→ DATASET RECORDS
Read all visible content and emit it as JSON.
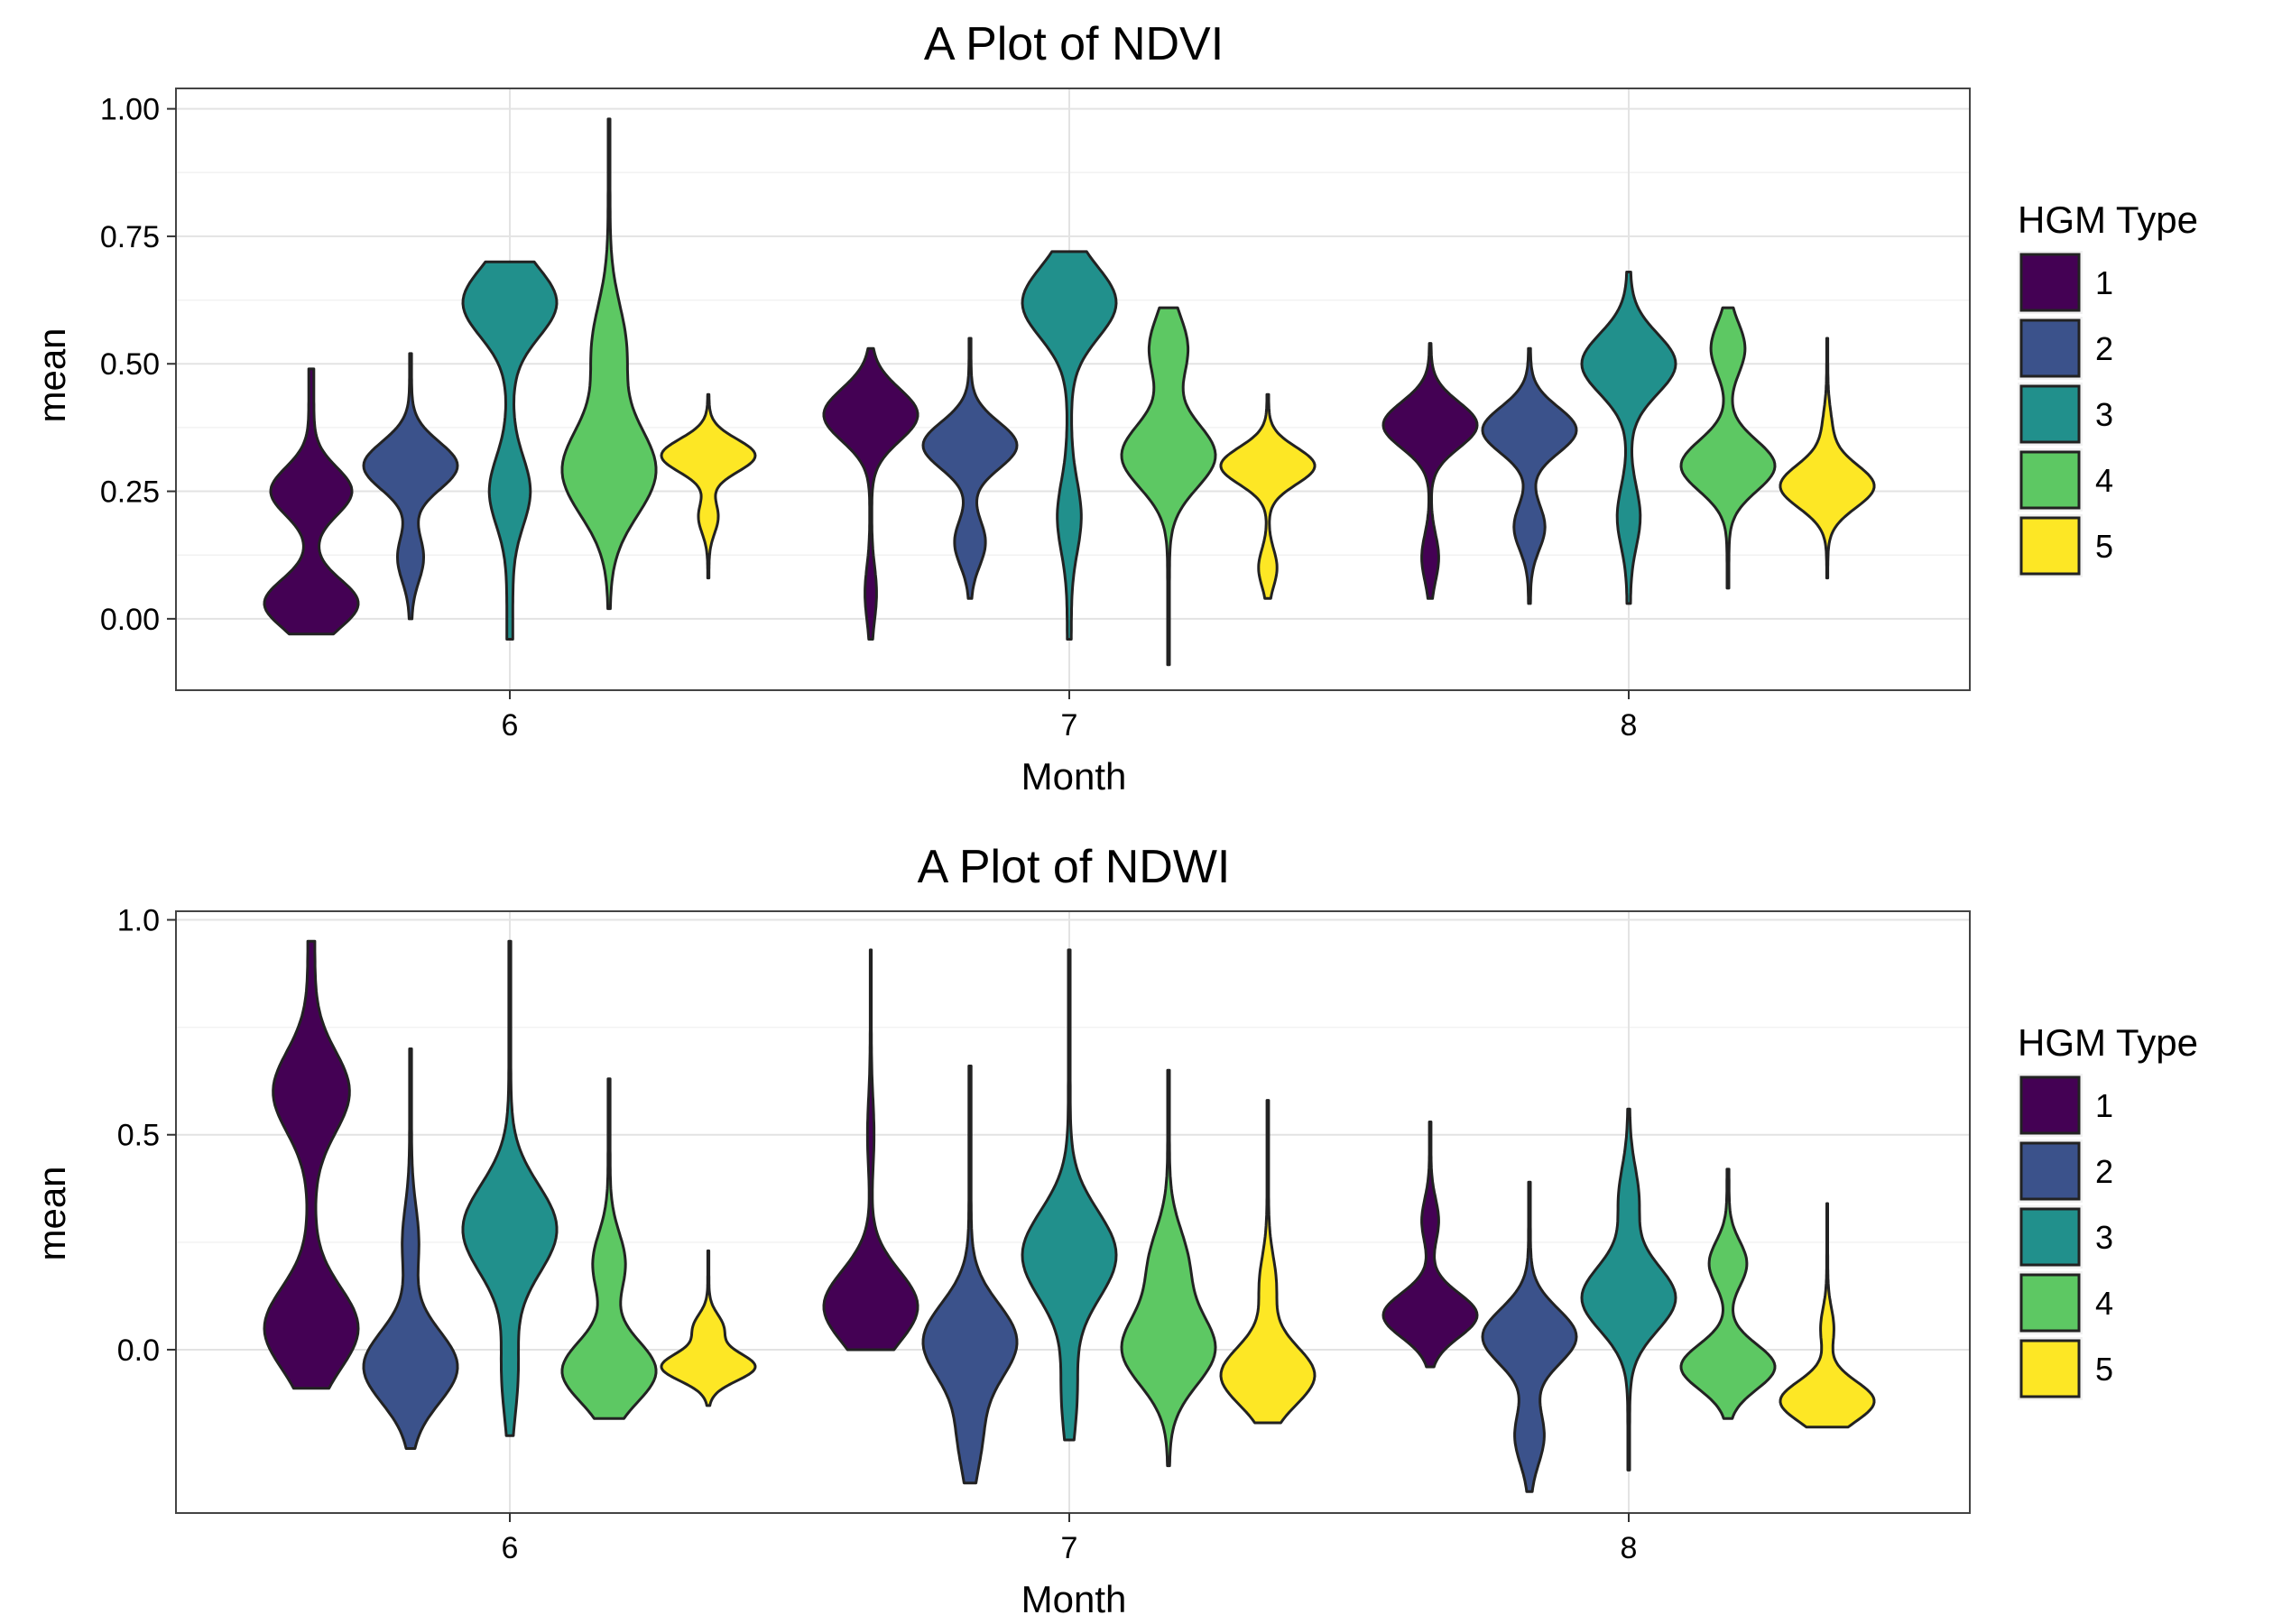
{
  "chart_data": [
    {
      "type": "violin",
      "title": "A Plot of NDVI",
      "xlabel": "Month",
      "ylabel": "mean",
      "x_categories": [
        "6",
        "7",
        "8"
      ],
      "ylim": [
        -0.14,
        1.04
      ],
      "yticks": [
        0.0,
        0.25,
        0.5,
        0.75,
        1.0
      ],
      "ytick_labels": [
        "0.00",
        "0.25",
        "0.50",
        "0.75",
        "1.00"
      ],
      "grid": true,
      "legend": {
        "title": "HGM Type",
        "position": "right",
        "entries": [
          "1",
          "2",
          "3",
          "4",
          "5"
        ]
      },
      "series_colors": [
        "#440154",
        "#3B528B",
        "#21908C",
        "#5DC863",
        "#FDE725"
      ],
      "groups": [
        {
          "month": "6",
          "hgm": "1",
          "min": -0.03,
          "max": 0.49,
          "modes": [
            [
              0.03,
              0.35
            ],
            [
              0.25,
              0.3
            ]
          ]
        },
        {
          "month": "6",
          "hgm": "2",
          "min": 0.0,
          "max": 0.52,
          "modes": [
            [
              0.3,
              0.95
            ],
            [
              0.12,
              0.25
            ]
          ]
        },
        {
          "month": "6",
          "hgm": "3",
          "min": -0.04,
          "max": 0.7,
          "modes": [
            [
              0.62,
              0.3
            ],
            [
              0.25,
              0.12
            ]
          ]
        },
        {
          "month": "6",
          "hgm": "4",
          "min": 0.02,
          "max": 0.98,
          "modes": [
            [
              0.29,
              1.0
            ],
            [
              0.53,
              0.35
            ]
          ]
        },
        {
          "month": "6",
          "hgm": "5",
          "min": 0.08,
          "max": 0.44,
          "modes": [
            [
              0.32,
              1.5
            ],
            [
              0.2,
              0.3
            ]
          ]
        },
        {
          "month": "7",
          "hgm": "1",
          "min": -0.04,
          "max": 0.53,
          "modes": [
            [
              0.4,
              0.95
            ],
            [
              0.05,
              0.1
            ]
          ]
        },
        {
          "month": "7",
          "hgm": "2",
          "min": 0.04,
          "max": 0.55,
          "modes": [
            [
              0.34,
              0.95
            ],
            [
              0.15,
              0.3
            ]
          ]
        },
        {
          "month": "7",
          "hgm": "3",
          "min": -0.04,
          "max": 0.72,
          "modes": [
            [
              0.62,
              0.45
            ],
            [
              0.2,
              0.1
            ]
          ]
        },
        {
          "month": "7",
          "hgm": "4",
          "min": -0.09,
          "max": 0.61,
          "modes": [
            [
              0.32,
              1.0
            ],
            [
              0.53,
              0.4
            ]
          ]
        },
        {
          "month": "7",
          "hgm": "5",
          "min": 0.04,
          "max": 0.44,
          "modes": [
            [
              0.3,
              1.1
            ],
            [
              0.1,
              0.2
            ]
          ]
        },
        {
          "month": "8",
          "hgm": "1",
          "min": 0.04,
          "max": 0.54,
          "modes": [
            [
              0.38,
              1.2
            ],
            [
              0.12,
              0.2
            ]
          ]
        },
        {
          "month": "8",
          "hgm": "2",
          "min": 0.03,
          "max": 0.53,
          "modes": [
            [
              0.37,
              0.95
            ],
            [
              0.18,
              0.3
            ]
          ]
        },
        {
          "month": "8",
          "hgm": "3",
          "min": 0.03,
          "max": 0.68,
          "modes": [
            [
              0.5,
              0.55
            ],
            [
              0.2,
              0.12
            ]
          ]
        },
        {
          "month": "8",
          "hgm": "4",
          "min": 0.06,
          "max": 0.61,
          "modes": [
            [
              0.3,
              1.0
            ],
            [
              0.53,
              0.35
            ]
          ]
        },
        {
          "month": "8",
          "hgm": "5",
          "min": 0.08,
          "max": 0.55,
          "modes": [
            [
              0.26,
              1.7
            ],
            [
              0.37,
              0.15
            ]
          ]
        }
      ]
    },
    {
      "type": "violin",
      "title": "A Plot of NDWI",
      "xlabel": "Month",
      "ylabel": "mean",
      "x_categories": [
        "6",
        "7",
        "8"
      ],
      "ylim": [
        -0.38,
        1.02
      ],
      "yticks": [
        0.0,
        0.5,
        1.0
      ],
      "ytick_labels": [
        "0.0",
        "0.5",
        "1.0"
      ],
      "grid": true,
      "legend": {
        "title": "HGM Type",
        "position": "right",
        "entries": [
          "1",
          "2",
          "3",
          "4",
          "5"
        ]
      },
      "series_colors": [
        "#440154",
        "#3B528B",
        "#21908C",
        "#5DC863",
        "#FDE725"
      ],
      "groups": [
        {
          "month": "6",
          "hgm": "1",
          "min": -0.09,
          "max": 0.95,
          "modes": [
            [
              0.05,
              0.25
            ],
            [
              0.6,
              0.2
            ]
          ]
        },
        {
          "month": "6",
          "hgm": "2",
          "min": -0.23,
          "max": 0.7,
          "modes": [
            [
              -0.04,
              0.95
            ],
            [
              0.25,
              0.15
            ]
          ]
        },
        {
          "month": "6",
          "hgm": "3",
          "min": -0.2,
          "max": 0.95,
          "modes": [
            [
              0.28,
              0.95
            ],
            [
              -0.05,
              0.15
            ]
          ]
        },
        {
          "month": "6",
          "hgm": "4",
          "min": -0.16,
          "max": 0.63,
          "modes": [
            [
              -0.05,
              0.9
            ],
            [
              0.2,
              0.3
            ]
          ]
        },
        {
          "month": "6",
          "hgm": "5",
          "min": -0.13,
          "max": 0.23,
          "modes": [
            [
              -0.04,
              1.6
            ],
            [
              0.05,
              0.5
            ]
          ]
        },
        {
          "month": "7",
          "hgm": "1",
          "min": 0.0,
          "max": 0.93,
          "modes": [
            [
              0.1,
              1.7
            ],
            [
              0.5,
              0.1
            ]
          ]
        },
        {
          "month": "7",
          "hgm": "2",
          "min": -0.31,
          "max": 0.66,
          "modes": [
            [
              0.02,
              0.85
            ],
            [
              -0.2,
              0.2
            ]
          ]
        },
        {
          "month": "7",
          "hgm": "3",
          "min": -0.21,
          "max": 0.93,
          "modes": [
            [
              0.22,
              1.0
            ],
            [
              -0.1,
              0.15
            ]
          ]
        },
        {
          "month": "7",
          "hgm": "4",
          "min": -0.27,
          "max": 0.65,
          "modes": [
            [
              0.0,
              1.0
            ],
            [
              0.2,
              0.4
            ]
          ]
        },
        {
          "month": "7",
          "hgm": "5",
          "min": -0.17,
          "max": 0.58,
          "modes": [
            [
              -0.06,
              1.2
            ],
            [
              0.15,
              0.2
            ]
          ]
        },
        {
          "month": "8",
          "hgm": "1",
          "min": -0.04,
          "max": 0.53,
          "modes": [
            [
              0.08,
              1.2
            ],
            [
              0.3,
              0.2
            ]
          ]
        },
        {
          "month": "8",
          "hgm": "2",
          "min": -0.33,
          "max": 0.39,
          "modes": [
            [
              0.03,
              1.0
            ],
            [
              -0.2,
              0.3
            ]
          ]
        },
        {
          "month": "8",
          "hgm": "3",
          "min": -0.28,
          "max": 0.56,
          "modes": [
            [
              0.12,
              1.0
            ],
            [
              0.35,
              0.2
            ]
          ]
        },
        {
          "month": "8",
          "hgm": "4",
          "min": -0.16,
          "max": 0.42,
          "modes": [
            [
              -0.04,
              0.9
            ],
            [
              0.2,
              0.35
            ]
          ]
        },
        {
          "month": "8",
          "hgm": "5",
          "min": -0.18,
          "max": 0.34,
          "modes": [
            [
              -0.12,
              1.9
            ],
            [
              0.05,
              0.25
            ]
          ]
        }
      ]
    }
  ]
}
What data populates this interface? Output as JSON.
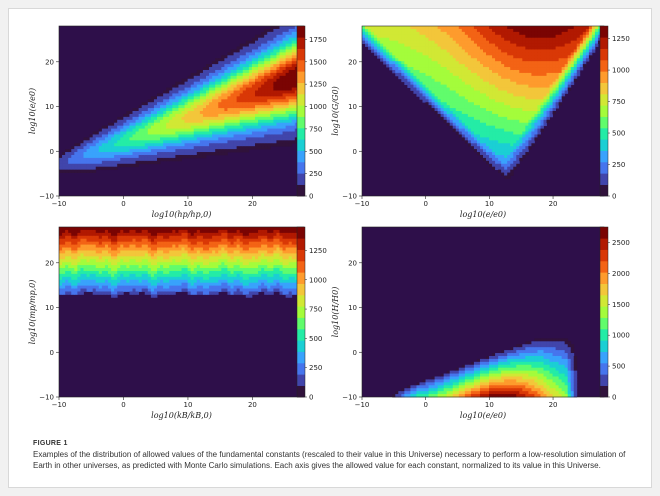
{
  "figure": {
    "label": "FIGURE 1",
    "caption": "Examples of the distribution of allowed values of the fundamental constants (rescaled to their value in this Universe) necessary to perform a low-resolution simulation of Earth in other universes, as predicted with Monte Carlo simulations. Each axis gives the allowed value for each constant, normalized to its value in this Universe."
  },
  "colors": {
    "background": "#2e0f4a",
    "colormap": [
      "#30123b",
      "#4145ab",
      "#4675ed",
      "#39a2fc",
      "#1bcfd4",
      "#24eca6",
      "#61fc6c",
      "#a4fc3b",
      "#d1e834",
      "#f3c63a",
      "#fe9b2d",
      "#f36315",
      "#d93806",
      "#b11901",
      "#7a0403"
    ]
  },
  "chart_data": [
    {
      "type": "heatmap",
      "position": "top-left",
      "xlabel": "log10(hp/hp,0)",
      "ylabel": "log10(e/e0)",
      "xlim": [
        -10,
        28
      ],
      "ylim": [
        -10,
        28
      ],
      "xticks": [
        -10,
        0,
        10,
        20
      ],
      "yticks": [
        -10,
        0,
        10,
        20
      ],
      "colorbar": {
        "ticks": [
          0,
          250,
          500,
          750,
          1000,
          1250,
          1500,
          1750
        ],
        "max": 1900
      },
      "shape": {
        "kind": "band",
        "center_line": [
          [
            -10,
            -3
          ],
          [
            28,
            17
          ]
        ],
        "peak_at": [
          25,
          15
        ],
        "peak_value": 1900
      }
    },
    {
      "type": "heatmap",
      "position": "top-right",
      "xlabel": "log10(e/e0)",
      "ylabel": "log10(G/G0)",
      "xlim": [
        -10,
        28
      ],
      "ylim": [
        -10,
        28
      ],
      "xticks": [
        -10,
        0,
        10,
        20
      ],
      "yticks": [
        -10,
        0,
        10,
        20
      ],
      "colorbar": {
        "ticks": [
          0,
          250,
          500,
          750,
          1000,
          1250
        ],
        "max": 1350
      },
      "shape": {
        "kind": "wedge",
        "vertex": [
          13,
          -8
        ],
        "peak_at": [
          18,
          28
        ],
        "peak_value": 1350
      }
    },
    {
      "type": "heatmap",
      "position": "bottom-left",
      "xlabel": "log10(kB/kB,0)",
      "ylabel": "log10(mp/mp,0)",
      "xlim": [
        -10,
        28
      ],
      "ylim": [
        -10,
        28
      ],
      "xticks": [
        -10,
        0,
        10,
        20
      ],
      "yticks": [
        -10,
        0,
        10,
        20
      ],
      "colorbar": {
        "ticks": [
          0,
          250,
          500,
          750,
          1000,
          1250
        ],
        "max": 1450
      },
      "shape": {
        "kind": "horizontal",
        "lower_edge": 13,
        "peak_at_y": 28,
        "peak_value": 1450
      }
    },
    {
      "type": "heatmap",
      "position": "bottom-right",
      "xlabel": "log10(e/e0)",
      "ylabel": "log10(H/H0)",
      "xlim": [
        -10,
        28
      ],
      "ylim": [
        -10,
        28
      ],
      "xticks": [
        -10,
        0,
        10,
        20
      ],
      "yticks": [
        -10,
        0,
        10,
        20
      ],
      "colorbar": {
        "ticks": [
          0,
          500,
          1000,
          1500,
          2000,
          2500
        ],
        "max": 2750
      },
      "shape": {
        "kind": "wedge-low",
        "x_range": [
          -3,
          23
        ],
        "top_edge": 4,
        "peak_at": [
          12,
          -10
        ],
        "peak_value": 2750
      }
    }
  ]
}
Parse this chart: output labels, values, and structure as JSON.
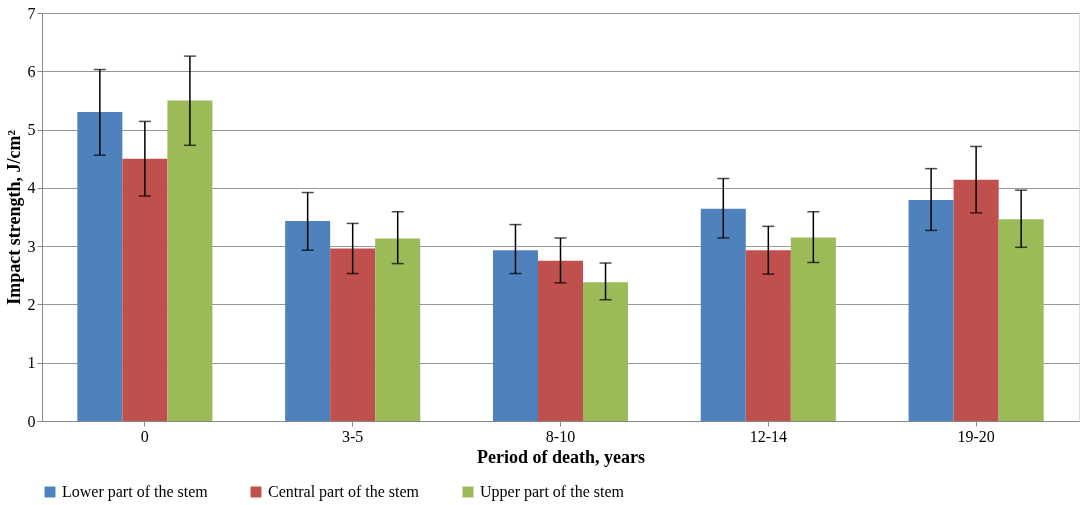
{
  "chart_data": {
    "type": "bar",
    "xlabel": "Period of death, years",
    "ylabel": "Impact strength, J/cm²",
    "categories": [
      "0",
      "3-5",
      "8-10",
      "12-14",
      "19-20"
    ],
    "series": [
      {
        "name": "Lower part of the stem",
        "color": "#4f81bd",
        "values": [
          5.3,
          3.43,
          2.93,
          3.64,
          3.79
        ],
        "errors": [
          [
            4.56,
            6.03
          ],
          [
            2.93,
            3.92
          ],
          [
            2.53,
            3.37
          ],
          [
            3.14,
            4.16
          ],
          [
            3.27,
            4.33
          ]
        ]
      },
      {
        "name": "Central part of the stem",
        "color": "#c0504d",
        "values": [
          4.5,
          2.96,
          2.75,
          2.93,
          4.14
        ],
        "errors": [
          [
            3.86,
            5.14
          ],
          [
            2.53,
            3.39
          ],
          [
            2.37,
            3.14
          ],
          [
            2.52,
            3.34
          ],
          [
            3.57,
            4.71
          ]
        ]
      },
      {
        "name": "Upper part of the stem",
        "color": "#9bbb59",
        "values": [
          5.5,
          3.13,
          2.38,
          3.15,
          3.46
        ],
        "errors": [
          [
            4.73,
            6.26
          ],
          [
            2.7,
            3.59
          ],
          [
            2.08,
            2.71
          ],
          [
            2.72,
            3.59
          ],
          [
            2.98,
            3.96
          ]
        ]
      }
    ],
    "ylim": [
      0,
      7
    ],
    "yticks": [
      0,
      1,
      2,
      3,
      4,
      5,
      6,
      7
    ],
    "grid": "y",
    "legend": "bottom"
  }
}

→ TASK PROMPT
Which lines in the records above contain the string "right"? Copy each one.

→ WRITTEN SOLUTION
        "position": "right",
        "position": "right",
      "position": "top-right",
      "position": "bottom-right",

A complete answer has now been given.